## Job
Where the data below has the string "anterior", return the whole line.

## Task material
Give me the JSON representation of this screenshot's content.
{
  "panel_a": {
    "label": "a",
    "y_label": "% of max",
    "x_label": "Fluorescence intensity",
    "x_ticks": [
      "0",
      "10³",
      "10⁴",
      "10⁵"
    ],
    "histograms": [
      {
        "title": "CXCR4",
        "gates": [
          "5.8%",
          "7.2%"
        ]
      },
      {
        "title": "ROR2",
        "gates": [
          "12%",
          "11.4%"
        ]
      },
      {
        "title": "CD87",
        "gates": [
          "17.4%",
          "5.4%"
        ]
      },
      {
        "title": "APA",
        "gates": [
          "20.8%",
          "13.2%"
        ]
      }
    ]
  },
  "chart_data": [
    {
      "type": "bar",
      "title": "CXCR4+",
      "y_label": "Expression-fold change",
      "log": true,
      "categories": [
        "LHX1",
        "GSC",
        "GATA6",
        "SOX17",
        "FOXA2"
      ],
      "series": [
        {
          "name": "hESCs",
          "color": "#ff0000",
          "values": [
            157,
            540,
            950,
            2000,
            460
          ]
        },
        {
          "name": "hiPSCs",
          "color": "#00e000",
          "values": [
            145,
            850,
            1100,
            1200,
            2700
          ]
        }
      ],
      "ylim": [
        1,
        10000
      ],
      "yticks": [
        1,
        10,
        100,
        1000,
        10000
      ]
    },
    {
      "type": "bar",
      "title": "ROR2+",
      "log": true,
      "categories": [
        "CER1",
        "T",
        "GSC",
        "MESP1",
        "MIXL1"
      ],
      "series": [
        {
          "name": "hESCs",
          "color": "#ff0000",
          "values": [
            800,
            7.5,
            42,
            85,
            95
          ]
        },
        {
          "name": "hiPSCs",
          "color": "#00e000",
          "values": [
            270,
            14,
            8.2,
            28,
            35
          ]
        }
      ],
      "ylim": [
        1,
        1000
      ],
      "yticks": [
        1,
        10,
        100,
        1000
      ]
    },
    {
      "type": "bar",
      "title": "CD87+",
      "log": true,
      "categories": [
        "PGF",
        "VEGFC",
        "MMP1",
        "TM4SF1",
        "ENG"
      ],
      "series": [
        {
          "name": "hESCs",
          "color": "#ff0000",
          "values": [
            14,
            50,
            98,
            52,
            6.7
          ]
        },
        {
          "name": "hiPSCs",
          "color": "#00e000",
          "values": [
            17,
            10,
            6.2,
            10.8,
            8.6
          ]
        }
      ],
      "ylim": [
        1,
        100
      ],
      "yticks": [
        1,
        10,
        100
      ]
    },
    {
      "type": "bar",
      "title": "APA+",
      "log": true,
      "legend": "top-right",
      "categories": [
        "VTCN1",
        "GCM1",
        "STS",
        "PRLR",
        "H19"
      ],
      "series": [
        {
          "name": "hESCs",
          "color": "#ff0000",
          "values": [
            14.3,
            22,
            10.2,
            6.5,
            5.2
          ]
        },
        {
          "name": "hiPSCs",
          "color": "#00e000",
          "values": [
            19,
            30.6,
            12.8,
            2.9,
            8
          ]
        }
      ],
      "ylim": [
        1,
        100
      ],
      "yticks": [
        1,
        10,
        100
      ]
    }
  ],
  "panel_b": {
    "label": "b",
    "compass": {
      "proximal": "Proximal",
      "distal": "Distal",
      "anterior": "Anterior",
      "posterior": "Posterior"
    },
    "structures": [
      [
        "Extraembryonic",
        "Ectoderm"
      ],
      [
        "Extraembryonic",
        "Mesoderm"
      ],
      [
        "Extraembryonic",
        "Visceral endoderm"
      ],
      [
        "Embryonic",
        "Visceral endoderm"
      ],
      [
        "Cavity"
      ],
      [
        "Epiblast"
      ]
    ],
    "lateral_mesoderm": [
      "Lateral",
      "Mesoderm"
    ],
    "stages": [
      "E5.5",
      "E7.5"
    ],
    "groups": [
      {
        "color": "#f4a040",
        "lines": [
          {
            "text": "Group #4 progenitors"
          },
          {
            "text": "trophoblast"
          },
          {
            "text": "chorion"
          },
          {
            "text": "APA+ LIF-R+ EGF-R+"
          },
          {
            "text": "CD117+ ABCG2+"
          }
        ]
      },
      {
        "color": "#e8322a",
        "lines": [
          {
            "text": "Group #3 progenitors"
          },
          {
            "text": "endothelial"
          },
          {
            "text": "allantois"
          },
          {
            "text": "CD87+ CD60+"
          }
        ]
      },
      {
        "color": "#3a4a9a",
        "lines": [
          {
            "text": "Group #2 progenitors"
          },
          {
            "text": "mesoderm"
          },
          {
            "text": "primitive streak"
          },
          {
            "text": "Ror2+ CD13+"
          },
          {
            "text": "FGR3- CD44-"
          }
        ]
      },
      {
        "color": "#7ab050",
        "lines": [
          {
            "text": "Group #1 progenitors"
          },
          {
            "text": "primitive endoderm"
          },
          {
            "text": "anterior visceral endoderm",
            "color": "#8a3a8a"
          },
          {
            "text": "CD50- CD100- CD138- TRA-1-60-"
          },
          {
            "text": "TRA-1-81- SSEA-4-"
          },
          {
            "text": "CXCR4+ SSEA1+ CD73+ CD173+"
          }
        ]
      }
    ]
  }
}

## Correct result
      "anterior": "Anterior",
            "text": "anterior visceral endoderm",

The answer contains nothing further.